Your task:
Going through the material below, please gather all lines with the word "Output" in them.

Source material:

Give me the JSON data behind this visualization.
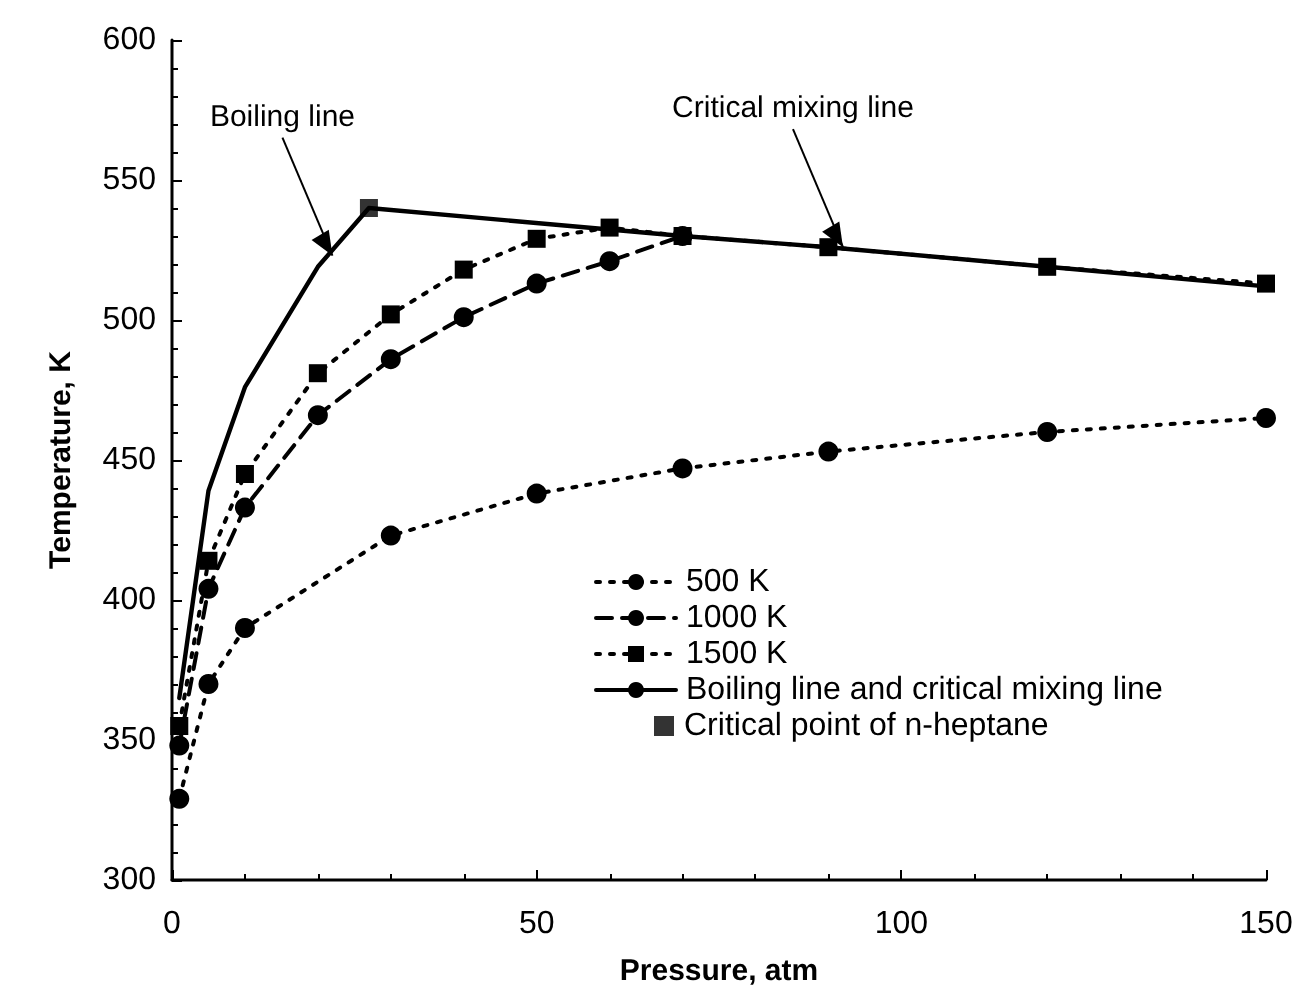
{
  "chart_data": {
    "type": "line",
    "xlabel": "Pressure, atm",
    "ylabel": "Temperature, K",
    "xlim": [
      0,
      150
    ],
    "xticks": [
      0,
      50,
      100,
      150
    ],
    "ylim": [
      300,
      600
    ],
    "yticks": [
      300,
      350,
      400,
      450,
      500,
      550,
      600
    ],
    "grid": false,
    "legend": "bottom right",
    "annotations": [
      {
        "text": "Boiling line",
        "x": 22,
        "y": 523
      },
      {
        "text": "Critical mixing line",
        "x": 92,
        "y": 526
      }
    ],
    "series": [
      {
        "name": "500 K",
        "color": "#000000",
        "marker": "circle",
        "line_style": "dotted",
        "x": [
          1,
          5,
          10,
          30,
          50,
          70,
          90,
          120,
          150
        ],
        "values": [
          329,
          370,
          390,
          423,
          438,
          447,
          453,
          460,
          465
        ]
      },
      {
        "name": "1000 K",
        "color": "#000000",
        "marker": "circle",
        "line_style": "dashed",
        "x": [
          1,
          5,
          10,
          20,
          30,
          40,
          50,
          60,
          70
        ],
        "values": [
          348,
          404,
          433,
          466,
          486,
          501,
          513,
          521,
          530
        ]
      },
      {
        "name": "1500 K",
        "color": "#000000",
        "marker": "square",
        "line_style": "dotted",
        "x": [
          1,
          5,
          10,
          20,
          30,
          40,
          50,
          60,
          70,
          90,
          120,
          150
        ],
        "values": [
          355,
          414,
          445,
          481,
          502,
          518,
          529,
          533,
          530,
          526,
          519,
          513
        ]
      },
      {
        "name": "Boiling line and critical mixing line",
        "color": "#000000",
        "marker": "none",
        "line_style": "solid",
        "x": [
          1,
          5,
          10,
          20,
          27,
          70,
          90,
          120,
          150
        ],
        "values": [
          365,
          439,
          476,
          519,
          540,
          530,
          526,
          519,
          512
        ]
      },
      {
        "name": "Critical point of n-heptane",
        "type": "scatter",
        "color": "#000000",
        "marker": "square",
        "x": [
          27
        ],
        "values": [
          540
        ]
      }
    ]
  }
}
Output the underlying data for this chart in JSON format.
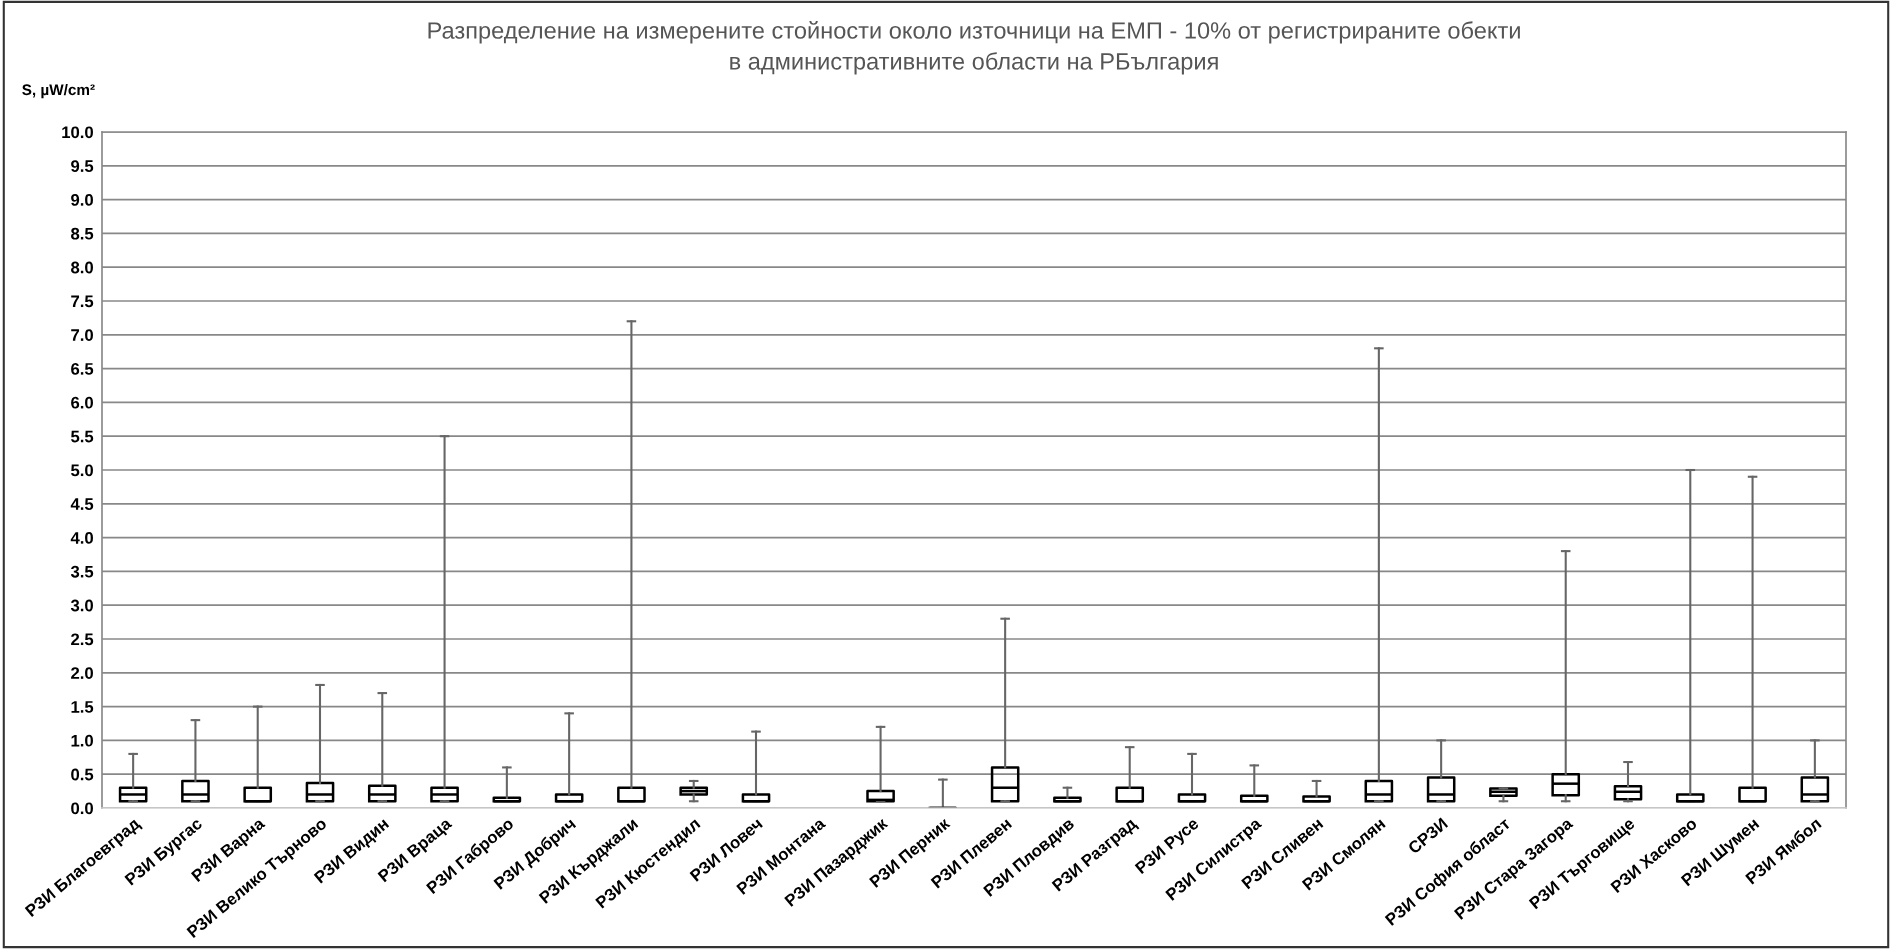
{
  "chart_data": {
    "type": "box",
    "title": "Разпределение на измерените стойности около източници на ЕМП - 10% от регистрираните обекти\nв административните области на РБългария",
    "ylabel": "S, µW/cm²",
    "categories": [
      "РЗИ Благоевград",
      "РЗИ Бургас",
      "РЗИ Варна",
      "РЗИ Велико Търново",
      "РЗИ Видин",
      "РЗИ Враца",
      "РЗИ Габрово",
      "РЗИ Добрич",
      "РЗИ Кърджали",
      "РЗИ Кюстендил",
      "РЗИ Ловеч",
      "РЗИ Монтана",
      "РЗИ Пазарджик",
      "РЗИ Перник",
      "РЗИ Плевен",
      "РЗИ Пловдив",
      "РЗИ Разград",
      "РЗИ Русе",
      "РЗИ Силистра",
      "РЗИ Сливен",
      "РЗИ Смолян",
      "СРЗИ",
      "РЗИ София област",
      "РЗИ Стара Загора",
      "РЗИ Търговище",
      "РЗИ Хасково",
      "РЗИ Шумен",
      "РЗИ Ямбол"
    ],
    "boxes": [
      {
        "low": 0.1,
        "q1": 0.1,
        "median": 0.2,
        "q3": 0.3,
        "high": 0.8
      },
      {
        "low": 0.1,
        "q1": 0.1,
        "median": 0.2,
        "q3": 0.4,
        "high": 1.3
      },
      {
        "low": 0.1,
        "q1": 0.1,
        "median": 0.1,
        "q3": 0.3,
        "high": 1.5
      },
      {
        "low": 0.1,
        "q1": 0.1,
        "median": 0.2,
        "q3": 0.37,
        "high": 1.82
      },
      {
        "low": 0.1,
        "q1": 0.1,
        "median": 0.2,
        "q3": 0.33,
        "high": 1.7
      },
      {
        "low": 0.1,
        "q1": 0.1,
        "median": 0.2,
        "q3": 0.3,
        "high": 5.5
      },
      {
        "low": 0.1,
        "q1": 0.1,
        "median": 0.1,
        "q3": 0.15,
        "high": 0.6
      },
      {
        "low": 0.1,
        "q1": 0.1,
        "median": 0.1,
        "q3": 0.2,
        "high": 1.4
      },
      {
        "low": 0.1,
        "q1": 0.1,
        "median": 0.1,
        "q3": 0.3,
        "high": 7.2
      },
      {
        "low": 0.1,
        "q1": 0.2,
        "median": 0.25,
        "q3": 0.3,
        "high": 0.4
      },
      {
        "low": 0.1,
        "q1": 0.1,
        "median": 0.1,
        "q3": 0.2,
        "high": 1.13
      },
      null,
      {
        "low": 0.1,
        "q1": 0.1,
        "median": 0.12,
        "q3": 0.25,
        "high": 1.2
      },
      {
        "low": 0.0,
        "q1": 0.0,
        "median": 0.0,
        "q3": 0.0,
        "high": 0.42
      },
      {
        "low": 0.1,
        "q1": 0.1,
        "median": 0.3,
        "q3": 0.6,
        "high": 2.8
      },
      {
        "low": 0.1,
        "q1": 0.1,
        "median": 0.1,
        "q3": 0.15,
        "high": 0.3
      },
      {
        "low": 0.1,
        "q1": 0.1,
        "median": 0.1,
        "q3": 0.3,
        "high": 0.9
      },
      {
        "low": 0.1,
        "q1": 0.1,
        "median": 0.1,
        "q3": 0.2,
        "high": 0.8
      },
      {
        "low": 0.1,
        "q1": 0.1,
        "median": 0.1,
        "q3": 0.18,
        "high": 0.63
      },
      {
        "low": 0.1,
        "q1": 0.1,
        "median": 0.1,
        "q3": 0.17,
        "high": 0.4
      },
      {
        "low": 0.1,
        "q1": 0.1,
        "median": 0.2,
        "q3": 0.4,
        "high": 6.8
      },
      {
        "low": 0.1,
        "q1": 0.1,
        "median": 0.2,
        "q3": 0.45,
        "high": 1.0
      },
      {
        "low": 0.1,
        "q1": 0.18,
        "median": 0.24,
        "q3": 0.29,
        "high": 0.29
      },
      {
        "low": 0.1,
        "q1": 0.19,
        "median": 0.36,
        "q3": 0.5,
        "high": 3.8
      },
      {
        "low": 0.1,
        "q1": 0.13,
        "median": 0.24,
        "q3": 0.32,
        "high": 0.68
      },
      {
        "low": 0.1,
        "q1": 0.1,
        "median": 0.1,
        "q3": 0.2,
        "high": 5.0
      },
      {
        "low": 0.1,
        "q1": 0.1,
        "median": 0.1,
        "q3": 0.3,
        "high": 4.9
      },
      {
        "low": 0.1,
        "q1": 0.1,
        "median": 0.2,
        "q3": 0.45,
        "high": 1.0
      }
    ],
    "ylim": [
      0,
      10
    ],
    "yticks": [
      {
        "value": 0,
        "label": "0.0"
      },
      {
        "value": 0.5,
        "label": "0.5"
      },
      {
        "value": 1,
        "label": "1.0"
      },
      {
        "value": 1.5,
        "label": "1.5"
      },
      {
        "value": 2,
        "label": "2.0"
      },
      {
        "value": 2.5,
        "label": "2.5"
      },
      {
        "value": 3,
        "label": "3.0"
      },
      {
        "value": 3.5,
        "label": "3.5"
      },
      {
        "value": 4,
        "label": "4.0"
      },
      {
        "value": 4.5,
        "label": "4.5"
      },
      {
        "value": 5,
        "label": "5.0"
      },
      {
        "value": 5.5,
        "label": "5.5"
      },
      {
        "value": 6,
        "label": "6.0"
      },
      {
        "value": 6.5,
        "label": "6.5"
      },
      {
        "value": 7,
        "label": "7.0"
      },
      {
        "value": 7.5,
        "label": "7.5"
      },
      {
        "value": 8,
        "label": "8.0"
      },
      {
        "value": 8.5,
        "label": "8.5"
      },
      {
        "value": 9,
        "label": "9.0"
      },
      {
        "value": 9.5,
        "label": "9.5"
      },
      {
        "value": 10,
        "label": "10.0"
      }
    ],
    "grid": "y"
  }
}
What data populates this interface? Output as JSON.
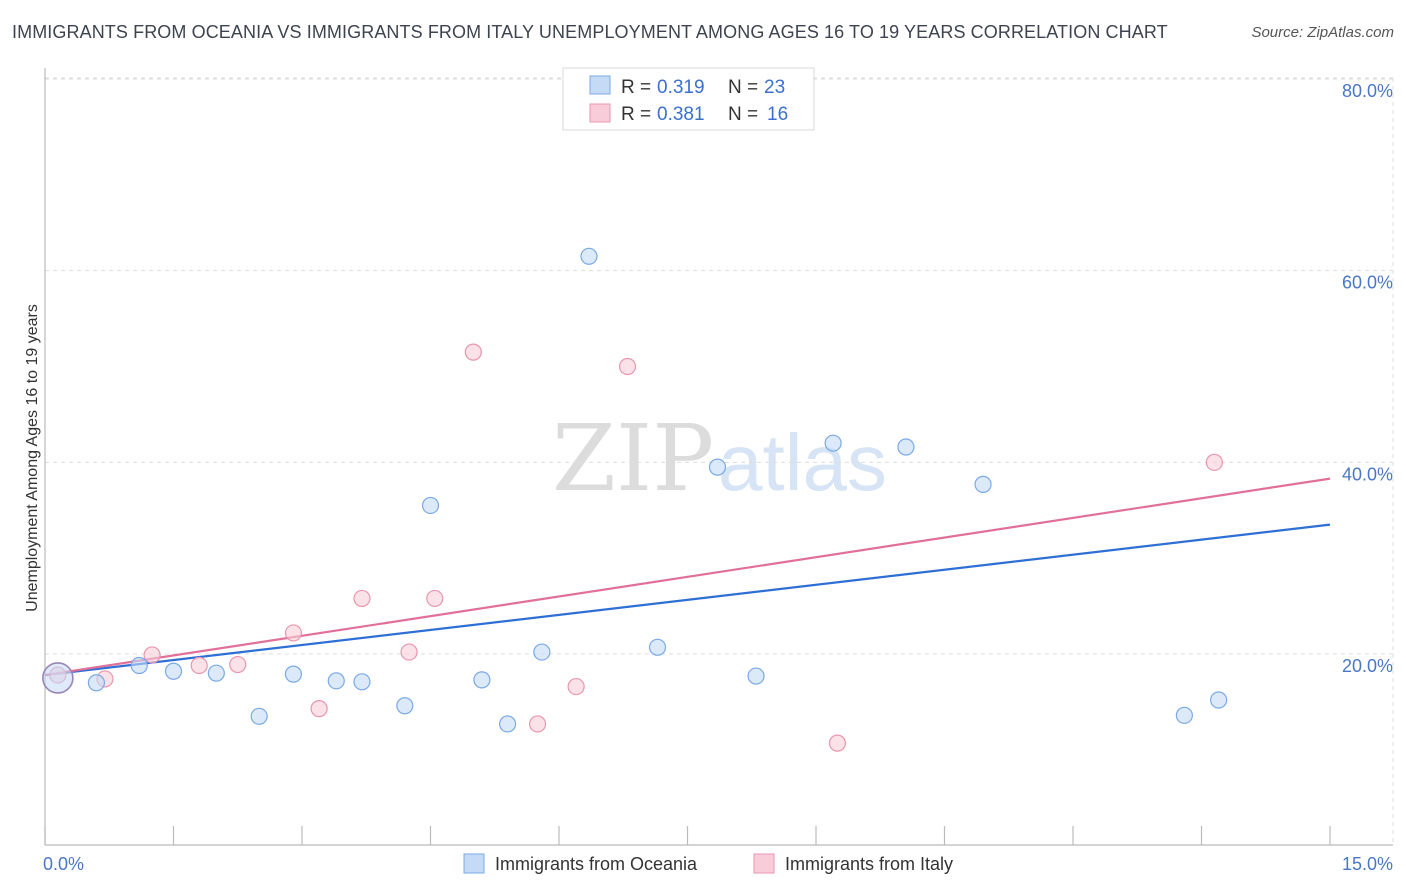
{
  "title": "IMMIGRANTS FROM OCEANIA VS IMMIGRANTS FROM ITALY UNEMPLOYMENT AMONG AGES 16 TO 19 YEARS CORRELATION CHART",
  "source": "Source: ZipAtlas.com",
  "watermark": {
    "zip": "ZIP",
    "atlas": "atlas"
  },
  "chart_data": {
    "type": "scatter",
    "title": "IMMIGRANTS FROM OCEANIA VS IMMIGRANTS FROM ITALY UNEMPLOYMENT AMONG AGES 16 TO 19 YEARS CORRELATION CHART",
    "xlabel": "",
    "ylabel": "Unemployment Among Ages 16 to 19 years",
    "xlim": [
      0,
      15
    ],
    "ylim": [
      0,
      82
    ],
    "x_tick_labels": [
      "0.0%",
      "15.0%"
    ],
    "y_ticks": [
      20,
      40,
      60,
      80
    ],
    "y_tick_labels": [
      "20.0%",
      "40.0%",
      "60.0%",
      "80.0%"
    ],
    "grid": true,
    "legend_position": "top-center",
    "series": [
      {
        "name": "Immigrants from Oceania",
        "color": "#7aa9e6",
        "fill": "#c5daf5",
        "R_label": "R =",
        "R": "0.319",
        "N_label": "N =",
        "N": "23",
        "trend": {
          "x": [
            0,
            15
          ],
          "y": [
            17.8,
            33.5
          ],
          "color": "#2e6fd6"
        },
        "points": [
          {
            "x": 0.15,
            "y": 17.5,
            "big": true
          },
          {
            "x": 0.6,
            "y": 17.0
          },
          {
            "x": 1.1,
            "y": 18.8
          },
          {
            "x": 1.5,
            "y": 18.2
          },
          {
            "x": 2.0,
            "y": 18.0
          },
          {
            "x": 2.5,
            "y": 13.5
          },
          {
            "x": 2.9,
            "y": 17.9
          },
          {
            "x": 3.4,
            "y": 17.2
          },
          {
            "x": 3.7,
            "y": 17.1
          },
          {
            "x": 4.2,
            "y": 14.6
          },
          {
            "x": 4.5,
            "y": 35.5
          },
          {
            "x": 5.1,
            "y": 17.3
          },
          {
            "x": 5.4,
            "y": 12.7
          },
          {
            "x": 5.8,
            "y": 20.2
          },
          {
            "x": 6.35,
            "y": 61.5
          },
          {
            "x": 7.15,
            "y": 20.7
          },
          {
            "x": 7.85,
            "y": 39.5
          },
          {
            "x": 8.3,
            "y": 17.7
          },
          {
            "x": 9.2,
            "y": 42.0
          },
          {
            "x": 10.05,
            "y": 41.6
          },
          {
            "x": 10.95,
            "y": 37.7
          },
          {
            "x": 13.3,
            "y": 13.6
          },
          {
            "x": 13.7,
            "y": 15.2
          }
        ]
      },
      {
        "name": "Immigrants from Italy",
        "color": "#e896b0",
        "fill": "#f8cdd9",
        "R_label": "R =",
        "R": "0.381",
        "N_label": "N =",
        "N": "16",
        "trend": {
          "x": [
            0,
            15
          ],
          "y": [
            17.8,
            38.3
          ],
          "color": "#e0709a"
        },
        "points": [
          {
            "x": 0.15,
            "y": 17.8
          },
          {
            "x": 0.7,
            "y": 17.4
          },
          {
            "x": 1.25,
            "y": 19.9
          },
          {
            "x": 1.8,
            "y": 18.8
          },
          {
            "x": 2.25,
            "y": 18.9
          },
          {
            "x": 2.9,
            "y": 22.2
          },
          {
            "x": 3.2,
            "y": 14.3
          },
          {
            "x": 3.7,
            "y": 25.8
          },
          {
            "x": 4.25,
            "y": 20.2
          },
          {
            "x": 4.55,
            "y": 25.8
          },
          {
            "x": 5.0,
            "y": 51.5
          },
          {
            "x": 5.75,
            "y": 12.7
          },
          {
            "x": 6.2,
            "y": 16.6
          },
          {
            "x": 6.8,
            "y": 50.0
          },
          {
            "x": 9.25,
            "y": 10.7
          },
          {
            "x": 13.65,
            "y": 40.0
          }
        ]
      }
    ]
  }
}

The completed task:
Output the underlying data for this chart in JSON format.
What data populates this interface? Output as JSON.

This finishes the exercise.